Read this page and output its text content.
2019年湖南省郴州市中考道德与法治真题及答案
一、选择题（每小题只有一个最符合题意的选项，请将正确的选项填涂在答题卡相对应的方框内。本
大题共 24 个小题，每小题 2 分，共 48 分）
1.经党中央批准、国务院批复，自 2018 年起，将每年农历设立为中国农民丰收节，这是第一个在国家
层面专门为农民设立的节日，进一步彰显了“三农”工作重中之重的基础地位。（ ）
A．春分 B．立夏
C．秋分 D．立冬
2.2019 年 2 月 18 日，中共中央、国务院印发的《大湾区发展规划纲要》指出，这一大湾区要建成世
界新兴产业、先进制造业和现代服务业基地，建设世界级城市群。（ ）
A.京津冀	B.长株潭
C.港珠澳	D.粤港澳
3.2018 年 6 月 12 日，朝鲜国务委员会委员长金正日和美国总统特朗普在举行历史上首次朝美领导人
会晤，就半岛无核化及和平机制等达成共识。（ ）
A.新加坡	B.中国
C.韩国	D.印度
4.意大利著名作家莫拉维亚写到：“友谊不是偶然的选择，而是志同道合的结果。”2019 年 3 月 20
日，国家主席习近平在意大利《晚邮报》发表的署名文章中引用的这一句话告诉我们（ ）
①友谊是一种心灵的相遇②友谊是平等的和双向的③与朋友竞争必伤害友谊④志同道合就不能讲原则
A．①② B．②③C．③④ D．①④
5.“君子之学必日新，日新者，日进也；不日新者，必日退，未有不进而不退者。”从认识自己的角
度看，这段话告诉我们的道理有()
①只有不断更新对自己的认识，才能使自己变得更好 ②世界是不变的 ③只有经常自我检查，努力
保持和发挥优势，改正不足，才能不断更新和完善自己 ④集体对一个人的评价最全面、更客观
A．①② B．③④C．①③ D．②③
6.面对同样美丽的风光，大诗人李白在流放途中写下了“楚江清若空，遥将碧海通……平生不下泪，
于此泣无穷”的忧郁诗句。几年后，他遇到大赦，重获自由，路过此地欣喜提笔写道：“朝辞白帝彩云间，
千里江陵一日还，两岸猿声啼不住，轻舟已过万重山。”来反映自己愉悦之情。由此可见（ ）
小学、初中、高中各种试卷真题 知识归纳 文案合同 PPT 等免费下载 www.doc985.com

========

■ **THE REQUEST**: The records above need to be transcribed in full. Keep every character unchanged.

■ **ANSWER TO THE EXERCISE**:
Read this page and output its text content.
2019年湖南省郴州市中考道德与法治真题及答案
一、选择题（每小题只有一个最符合题意的选项，请将正确的选项填涂在答题卡相对应的方框内。本
大题共 24 个小题，每小题 2 分，共 48 分）
1.经党中央批准、国务院批复，自 2018 年起，将每年农历设立为中国农民丰收节，这是第一个在国家
层面专门为农民设立的节日，进一步彰显了“三农”工作重中之重的基础地位。（ ）
A．春分 B．立夏
C．秋分 D．立冬
2.2019 年 2 月 18 日，中共中央、国务院印发的《大湾区发展规划纲要》指出，这一大湾区要建成世
界新兴产业、先进制造业和现代服务业基地，建设世界级城市群。（ ）
A.京津冀	B.长株潭
C.港珠澳	D.粤港澳
3.2018 年 6 月 12 日，朝鲜国务委员会委员长金正日和美国总统特朗普在举行历史上首次朝美领导人
会晤，就半岛无核化及和平机制等达成共识。（ ）
A.新加坡	B.中国
C.韩国	D.印度
4.意大利著名作家莫拉维亚写到：“友谊不是偶然的选择，而是志同道合的结果。”2019 年 3 月 20
日，国家主席习近平在意大利《晚邮报》发表的署名文章中引用的这一句话告诉我们（ ）
①友谊是一种心灵的相遇②友谊是平等的和双向的③与朋友竞争必伤害友谊④志同道合就不能讲原则
A．①② B．②③C．③④ D．①④
5.“君子之学必日新，日新者，日进也；不日新者，必日退，未有不进而不退者。”从认识自己的角
度看，这段话告诉我们的道理有()
①只有不断更新对自己的认识，才能使自己变得更好 ②世界是不变的 ③只有经常自我检查，努力
保持和发挥优势，改正不足，才能不断更新和完善自己 ④集体对一个人的评价最全面、更客观
A．①② B．③④C．①③ D．②③
6.面对同样美丽的风光，大诗人李白在流放途中写下了“楚江清若空，遥将碧海通……平生不下泪，
于此泣无穷”的忧郁诗句。几年后，他遇到大赦，重获自由，路过此地欣喜提笔写道：“朝辞白帝彩云间，
千里江陵一日还，两岸猿声啼不住，轻舟已过万重山。”来反映自己愉悦之情。由此可见（ ）
小学、初中、高中各种试卷真题 知识归纳 文案合同 PPT 等免费下载 www.doc985.com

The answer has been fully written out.